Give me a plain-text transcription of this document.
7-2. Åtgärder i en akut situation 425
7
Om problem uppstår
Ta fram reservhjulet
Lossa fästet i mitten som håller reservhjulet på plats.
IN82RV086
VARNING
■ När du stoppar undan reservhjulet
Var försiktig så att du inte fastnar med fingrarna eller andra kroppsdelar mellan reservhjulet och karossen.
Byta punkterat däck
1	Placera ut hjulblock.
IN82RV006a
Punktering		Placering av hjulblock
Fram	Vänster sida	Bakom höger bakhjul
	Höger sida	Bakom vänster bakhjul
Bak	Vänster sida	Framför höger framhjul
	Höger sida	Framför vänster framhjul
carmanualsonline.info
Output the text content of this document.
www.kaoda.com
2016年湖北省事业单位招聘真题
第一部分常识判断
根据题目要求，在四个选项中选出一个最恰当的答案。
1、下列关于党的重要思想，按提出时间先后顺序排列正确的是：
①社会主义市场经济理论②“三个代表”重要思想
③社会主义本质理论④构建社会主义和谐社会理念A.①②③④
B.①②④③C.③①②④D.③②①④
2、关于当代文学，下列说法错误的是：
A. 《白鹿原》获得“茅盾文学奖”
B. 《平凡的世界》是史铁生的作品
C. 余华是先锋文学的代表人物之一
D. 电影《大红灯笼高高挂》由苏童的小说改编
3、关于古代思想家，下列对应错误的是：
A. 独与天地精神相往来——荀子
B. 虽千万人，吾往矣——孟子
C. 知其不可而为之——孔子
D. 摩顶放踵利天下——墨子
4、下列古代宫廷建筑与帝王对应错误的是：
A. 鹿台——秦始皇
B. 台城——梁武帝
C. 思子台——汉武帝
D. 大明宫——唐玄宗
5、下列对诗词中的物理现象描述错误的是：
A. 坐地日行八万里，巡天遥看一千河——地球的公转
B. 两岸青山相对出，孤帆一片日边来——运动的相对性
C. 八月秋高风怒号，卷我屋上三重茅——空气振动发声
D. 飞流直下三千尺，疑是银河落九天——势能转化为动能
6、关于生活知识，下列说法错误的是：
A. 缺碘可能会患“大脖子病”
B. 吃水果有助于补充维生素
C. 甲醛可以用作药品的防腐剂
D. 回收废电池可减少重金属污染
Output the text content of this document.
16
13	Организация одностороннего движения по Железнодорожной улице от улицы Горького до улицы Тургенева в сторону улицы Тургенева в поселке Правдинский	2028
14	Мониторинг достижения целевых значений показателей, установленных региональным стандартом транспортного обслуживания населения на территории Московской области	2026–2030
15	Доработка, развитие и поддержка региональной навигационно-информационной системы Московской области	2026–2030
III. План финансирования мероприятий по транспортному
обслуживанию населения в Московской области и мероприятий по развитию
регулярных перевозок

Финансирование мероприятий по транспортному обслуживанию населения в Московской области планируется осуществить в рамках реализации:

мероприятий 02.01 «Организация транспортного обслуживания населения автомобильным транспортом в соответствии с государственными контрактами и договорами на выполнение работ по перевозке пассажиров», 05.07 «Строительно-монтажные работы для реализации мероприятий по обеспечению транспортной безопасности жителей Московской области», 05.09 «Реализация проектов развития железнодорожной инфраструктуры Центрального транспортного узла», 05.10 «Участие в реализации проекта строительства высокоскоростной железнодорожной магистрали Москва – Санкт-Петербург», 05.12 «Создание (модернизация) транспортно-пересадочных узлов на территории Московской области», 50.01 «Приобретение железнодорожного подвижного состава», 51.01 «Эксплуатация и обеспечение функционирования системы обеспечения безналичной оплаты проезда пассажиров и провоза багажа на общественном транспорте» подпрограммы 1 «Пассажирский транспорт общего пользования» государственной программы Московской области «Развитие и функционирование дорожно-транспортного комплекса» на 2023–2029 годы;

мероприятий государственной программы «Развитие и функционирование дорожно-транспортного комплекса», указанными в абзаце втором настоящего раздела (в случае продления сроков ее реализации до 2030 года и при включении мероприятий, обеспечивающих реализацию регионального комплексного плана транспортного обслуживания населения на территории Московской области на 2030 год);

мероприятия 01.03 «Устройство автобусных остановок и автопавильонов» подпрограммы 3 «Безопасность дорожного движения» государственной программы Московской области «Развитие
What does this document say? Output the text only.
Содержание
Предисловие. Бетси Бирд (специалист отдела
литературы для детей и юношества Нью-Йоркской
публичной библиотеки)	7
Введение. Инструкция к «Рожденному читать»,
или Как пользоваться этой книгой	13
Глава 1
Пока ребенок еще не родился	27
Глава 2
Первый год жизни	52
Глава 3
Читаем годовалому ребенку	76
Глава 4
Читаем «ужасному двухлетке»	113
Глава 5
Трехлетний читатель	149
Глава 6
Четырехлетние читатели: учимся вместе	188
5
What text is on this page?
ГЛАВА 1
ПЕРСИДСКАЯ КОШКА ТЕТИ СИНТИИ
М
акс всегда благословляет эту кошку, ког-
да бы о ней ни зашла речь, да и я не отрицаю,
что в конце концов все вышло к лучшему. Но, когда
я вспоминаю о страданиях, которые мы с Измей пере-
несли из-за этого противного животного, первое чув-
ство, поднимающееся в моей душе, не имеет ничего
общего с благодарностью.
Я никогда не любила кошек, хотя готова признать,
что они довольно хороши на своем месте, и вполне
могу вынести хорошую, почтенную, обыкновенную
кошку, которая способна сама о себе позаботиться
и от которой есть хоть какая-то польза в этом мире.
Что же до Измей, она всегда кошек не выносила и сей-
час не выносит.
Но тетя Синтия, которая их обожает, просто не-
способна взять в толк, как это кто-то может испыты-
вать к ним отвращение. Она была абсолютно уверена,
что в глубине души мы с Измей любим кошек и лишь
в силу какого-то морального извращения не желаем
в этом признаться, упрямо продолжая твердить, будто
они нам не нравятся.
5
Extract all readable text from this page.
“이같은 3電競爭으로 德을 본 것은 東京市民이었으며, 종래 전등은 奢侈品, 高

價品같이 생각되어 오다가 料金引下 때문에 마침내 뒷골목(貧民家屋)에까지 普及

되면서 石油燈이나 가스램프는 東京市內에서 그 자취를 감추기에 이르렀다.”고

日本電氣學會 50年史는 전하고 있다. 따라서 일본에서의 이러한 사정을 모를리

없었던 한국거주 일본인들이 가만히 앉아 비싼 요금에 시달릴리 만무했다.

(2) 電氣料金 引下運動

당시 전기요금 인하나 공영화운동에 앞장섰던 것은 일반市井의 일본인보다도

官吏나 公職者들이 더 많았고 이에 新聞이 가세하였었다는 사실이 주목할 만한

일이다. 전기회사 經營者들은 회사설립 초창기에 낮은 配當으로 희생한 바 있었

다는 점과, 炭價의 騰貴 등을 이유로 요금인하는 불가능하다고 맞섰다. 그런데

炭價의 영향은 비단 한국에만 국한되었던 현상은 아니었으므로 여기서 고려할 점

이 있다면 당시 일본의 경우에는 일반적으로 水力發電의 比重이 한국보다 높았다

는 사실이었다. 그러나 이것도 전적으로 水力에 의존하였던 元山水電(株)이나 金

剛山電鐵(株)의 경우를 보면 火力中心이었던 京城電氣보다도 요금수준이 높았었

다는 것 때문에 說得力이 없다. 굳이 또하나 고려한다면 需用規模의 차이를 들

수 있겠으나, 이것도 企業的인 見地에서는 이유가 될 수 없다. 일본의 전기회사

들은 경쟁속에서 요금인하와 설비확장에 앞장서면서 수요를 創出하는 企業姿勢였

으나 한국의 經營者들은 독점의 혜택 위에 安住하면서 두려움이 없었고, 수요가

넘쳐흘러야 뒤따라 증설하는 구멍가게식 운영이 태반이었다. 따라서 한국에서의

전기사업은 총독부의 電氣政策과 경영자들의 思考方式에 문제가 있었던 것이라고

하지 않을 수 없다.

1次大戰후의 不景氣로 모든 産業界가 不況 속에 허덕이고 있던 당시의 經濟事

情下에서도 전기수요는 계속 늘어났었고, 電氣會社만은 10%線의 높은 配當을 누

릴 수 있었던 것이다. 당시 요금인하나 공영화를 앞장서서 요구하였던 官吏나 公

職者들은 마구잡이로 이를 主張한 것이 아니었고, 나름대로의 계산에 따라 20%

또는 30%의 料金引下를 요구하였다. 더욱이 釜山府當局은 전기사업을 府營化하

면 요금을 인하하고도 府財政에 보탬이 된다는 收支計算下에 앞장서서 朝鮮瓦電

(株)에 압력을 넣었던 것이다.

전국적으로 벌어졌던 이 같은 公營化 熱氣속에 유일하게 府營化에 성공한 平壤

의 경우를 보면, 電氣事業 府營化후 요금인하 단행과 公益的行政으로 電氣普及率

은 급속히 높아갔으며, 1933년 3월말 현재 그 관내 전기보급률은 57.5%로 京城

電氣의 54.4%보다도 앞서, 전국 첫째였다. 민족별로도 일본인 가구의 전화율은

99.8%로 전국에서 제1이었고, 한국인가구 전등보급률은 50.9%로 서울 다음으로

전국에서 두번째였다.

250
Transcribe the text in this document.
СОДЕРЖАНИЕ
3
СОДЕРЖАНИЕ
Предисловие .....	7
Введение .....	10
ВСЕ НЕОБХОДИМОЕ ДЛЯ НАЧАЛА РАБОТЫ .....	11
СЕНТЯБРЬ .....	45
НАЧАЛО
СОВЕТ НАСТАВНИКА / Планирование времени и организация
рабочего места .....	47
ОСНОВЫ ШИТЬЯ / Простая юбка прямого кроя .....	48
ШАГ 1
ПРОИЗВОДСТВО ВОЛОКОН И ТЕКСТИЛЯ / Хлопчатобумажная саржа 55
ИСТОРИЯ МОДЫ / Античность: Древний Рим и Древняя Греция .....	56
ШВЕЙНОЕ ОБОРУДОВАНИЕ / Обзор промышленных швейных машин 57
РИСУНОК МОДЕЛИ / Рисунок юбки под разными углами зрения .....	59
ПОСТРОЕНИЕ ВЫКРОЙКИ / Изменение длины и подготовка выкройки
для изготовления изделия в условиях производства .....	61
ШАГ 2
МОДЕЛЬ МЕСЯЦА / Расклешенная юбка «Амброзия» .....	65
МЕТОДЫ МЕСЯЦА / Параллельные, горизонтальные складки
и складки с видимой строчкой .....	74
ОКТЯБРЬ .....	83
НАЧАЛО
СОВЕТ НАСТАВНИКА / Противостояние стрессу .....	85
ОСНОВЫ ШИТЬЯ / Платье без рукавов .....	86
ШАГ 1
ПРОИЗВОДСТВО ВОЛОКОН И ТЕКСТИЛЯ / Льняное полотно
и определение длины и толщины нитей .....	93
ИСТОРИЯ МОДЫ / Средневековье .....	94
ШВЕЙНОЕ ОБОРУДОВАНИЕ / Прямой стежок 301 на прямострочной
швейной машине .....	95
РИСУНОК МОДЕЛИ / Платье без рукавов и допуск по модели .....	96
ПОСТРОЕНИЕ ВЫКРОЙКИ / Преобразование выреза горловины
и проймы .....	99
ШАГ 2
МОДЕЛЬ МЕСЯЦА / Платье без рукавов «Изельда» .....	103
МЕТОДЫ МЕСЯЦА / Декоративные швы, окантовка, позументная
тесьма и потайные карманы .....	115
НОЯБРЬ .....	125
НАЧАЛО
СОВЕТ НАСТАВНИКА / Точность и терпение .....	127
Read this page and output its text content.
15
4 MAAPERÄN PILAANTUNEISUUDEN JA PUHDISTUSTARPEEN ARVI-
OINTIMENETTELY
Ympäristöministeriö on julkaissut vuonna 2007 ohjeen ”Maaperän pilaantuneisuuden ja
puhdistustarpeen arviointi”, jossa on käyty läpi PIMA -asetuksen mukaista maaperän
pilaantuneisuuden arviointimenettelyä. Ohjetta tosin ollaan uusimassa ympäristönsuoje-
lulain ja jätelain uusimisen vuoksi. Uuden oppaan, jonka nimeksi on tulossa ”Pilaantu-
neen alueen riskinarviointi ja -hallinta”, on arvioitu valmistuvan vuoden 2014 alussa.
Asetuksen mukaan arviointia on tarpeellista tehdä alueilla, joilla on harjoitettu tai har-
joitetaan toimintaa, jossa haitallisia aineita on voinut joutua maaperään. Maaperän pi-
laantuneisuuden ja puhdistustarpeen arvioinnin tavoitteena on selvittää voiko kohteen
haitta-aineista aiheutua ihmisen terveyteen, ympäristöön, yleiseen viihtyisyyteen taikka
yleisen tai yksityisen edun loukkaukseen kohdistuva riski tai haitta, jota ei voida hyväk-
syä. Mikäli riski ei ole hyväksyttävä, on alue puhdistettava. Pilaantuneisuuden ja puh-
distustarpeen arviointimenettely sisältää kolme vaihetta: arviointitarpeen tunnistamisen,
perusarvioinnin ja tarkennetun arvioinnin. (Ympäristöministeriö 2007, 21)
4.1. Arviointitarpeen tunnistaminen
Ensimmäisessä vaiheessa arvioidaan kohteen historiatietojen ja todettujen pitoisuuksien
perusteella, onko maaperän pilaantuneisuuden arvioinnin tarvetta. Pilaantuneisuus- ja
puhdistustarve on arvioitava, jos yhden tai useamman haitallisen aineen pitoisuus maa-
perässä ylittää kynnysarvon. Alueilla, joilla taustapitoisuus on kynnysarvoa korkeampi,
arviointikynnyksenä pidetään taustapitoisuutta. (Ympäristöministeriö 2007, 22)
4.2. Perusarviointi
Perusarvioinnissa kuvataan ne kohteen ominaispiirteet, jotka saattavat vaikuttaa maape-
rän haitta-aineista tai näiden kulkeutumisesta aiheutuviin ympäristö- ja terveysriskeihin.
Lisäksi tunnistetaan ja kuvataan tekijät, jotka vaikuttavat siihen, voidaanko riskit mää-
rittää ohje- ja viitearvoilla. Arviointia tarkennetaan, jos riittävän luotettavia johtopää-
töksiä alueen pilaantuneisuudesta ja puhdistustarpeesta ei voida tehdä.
□ □ □
_PROMPT_
Scan the data for the word "this" and copy every line where it shows up.

_FINISHED EXERCISE_
Give me a plain-text transcription of this document.
Output the text content of this document.
Output the text content of this document.
What does this document say? Output the text only.
What text is on this page?
Extract all readable text from this page.
Transcribe the text in this document.
Read this page and output its text content.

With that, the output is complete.